◆ Records supplied

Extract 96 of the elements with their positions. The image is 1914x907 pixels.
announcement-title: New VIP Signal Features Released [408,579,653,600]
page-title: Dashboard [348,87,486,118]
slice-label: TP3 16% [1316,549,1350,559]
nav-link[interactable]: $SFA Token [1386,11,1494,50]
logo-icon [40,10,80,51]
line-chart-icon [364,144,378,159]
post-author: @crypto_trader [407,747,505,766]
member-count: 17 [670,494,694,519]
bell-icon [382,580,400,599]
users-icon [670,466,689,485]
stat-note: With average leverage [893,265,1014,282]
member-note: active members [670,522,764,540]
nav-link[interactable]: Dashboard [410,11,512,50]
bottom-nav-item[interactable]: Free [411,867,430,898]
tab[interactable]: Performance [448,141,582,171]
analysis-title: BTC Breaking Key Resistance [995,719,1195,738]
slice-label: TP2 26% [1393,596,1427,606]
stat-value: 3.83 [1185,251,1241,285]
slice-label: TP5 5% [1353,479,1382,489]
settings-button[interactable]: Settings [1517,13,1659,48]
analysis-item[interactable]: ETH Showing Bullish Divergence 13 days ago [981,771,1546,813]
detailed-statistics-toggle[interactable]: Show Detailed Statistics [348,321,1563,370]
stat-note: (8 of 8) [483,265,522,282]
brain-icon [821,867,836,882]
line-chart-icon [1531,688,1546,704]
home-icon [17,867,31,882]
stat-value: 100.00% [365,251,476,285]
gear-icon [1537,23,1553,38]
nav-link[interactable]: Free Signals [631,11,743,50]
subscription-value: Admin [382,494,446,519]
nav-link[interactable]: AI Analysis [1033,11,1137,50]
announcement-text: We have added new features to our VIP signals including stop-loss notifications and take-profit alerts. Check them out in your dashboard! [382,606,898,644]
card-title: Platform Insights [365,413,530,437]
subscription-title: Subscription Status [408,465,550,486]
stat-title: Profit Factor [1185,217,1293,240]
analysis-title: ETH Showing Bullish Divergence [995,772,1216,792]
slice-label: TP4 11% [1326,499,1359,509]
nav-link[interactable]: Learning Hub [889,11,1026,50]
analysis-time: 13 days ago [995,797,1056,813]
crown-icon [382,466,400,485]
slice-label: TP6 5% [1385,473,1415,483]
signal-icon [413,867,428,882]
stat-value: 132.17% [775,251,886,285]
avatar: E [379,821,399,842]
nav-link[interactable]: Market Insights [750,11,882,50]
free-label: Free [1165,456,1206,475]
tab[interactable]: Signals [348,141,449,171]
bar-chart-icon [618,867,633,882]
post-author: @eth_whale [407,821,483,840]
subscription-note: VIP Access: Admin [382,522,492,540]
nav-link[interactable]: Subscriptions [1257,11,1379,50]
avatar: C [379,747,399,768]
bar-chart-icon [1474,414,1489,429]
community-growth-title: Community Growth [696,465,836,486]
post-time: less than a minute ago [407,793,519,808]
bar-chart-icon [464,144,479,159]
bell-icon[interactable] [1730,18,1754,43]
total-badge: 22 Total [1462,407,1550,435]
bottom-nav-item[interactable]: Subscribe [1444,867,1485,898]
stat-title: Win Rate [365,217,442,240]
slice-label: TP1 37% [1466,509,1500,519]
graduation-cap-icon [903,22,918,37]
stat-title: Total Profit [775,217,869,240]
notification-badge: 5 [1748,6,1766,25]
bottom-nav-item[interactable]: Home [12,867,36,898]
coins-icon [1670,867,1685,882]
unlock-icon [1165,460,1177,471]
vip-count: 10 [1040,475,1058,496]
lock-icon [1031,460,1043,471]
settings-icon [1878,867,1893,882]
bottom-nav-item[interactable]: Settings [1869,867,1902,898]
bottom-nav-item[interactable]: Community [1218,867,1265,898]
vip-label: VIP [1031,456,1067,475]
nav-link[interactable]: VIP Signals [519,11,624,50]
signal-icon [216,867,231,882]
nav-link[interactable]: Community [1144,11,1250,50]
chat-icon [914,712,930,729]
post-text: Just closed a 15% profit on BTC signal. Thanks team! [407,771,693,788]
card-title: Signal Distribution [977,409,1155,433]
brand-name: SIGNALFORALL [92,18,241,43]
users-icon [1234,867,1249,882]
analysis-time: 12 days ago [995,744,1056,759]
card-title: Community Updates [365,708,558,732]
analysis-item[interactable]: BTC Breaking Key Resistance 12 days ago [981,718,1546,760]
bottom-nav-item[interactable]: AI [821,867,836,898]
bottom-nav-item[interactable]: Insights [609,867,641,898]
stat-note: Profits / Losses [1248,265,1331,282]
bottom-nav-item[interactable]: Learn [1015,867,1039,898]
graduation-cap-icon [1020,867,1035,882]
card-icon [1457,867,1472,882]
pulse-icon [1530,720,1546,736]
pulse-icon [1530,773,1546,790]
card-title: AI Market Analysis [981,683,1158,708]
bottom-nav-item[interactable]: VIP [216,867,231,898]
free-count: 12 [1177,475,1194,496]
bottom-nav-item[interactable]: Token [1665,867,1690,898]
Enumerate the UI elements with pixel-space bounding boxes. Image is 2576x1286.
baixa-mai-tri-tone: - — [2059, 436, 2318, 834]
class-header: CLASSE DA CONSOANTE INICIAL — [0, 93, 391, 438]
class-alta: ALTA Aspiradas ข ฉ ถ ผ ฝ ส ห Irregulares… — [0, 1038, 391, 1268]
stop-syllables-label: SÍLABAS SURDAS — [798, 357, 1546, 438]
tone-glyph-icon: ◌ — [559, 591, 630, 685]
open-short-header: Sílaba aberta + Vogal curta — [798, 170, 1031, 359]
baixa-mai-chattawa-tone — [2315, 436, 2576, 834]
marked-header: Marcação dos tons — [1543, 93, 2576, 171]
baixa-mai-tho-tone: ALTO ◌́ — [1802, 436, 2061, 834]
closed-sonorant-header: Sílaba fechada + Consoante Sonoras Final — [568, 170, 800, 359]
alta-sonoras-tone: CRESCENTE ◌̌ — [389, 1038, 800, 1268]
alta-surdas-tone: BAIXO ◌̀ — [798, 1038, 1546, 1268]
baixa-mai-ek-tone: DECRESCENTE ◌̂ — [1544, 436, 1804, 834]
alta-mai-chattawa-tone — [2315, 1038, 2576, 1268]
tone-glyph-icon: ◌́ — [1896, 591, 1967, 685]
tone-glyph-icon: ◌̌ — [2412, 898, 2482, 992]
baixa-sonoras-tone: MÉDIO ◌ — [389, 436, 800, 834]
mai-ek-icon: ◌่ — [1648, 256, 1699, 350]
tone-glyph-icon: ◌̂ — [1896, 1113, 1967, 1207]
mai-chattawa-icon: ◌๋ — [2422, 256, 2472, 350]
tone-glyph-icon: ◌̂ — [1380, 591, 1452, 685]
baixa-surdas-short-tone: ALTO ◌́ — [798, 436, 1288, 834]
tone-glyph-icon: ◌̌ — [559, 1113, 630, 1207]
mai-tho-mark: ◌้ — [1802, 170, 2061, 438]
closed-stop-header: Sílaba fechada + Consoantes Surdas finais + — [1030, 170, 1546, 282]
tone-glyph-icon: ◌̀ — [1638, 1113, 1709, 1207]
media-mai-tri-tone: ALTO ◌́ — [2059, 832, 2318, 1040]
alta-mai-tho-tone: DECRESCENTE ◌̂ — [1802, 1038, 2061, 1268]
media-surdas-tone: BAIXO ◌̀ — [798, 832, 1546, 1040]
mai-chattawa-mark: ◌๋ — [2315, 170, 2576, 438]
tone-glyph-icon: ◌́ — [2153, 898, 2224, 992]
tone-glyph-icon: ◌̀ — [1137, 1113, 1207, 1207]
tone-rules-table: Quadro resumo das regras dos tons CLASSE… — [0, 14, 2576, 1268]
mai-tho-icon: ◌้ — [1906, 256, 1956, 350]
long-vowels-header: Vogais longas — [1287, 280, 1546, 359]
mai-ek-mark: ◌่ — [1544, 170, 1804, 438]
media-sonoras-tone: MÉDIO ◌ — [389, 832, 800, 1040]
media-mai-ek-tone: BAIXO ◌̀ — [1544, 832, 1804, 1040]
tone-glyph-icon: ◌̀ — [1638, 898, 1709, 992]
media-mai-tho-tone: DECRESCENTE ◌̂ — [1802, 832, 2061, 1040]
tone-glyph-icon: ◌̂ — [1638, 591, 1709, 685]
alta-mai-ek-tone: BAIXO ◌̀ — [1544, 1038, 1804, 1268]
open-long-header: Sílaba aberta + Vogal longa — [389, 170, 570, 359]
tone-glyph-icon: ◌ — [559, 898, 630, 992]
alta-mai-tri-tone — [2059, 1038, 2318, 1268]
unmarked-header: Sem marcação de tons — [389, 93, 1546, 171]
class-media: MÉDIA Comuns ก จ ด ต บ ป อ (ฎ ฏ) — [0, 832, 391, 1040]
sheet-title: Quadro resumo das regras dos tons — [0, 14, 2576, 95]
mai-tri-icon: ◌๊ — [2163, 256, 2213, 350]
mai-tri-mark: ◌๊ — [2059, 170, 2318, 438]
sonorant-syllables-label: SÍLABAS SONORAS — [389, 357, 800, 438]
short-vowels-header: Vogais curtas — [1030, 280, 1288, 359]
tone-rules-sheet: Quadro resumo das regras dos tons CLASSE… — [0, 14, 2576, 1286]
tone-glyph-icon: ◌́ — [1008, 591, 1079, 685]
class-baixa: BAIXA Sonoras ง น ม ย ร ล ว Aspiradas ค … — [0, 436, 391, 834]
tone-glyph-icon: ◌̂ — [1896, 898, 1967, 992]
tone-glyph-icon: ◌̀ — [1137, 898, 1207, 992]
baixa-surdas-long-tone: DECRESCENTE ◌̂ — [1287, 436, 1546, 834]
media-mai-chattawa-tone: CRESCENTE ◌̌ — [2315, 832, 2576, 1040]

◆ Required work
Copy the material from its first line up to and including the line with "analysis-title: BTC Breaking", keeping every line unchanged.

◆ Response to this exercise
Extract 96 of the elements with their positions. The image is 1914x907 pixels.
announcement-title: New VIP Signal Features Released [408,579,653,600]
page-title: Dashboard [348,87,486,118]
slice-label: TP3 16% [1316,549,1350,559]
nav-link[interactable]: $SFA Token [1386,11,1494,50]
logo-icon [40,10,80,51]
line-chart-icon [364,144,378,159]
post-author: @crypto_trader [407,747,505,766]
member-count: 17 [670,494,694,519]
bell-icon [382,580,400,599]
users-icon [670,466,689,485]
stat-note: With average leverage [893,265,1014,282]
member-note: active members [670,522,764,540]
nav-link[interactable]: Dashboard [410,11,512,50]
bottom-nav-item[interactable]: Free [411,867,430,898]
tab[interactable]: Performance [448,141,582,171]
analysis-title: BTC Breaking Key Resistance [995,719,1195,738]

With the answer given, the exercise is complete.